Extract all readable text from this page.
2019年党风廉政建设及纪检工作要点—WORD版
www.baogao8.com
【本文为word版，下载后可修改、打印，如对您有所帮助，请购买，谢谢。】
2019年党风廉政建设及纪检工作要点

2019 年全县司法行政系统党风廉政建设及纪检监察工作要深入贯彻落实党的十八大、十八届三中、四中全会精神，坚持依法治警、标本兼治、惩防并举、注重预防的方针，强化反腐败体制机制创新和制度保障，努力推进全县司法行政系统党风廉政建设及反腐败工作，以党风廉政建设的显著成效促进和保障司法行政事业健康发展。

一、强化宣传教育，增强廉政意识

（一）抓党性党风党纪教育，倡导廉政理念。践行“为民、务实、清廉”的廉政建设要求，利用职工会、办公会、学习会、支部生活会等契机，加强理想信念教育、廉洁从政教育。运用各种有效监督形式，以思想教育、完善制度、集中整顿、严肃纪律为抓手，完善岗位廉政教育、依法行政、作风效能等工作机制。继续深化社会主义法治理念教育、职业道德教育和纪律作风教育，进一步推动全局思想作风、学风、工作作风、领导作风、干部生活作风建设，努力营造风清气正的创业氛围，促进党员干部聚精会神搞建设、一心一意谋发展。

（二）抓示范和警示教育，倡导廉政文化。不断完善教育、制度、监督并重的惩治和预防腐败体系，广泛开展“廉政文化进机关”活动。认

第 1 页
——
#### Given task
Using the listing above, retype each line exactly.

#### Final result
Extract all readable text from this page.
2019年党风廉政建设及纪检工作要点—WORD版
www.baogao8.com
【本文为word版，下载后可修改、打印，如对您有所帮助，请购买，谢谢。】
2019年党风廉政建设及纪检工作要点

2019 年全县司法行政系统党风廉政建设及纪检监察工作要深入贯彻落实党的十八大、十八届三中、四中全会精神，坚持依法治警、标本兼治、惩防并举、注重预防的方针，强化反腐败体制机制创新和制度保障，努力推进全县司法行政系统党风廉政建设及反腐败工作，以党风廉政建设的显著成效促进和保障司法行政事业健康发展。

一、强化宣传教育，增强廉政意识

（一）抓党性党风党纪教育，倡导廉政理念。践行“为民、务实、清廉”的廉政建设要求，利用职工会、办公会、学习会、支部生活会等契机，加强理想信念教育、廉洁从政教育。运用各种有效监督形式，以思想教育、完善制度、集中整顿、严肃纪律为抓手，完善岗位廉政教育、依法行政、作风效能等工作机制。继续深化社会主义法治理念教育、职业道德教育和纪律作风教育，进一步推动全局思想作风、学风、工作作风、领导作风、干部生活作风建设，努力营造风清气正的创业氛围，促进党员干部聚精会神搞建设、一心一意谋发展。

（二）抓示范和警示教育，倡导廉政文化。不断完善教育、制度、监督并重的惩治和预防腐败体系，广泛开展“廉政文化进机关”活动。认

第 1 页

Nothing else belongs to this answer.